* **Information provided**:
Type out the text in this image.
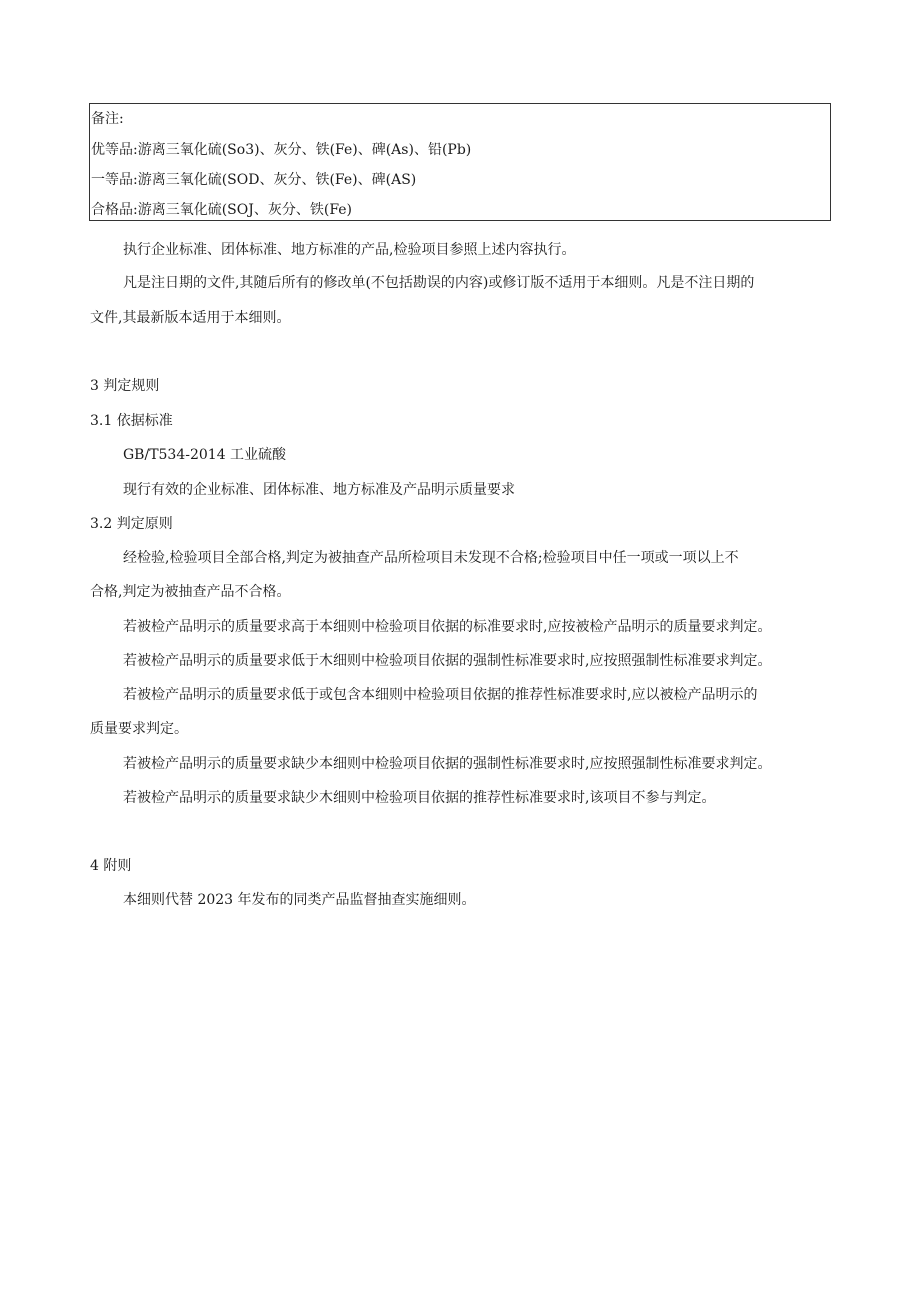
备注:
优等品:游离三氧化硫(So3)、灰分、铁(Fe)、碑(As)、铅(Pb)
一等品:游离三氧化硫(SOD、灰分、铁(Fe)、碑(AS)
合格品:游离三氧化硫(SOJ、灰分、铁(Fe)
执行企业标准、团体标准、地方标准的产品,检验项目参照上述内容执行。
凡是注日期的文件,其随后所有的修改单(不包括勘误的内容)或修订版不适用于本细则。凡是不注日期的
文件,其最新版本适用于本细则。
3 判定规则
3.1 依据标准
GB/T534-2014 工业硫酸
现行有效的企业标准、团体标准、地方标准及产品明示质量要求
3.2 判定原则
经检验,检验项目全部合格,判定为被抽查产品所检项目未发现不合格;检验项目中任一项或一项以上不
合格,判定为被抽查产品不合格。
若被检产品明示的质量要求高于本细则中检验项目依据的标准要求时,应按被检产品明示的质量要求判定。
若被检产品明示的质量要求低于木细则中检验项目依据的强制性标准要求时,应按照强制性标准要求判定。
若被检产品明示的质量要求低于或包含本细则中检验项目依据的推荐性标准要求时,应以被检产品明示的
质量要求判定。
若被检产品明示的质量要求缺少本细则中检验项目依据的强制性标准要求时,应按照强制性标准要求判定。
若被检产品明示的质量要求缺少木细则中检验项目依据的推荐性标准要求时,该项目不参与判定。
4 附则
本细则代替 2023 年发布的同类产品监督抽查实施细则。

* **Required task**: Every record above should be transcribed exactly; the pictures stay out of the copy.

* **Task output**:
Type out the text in this image.
备注:
优等品:游离三氧化硫(So3)、灰分、铁(Fe)、碑(As)、铅(Pb)
一等品:游离三氧化硫(SOD、灰分、铁(Fe)、碑(AS)
合格品:游离三氧化硫(SOJ、灰分、铁(Fe)
执行企业标准、团体标准、地方标准的产品,检验项目参照上述内容执行。
凡是注日期的文件,其随后所有的修改单(不包括勘误的内容)或修订版不适用于本细则。凡是不注日期的
文件,其最新版本适用于本细则。
3 判定规则
3.1 依据标准
GB/T534-2014 工业硫酸
现行有效的企业标准、团体标准、地方标准及产品明示质量要求
3.2 判定原则
经检验,检验项目全部合格,判定为被抽查产品所检项目未发现不合格;检验项目中任一项或一项以上不
合格,判定为被抽查产品不合格。
若被检产品明示的质量要求高于本细则中检验项目依据的标准要求时,应按被检产品明示的质量要求判定。
若被检产品明示的质量要求低于木细则中检验项目依据的强制性标准要求时,应按照强制性标准要求判定。
若被检产品明示的质量要求低于或包含本细则中检验项目依据的推荐性标准要求时,应以被检产品明示的
质量要求判定。
若被检产品明示的质量要求缺少本细则中检验项目依据的强制性标准要求时,应按照强制性标准要求判定。
若被检产品明示的质量要求缺少木细则中检验项目依据的推荐性标准要求时,该项目不参与判定。
4 附则
本细则代替 2023 年发布的同类产品监督抽查实施细则。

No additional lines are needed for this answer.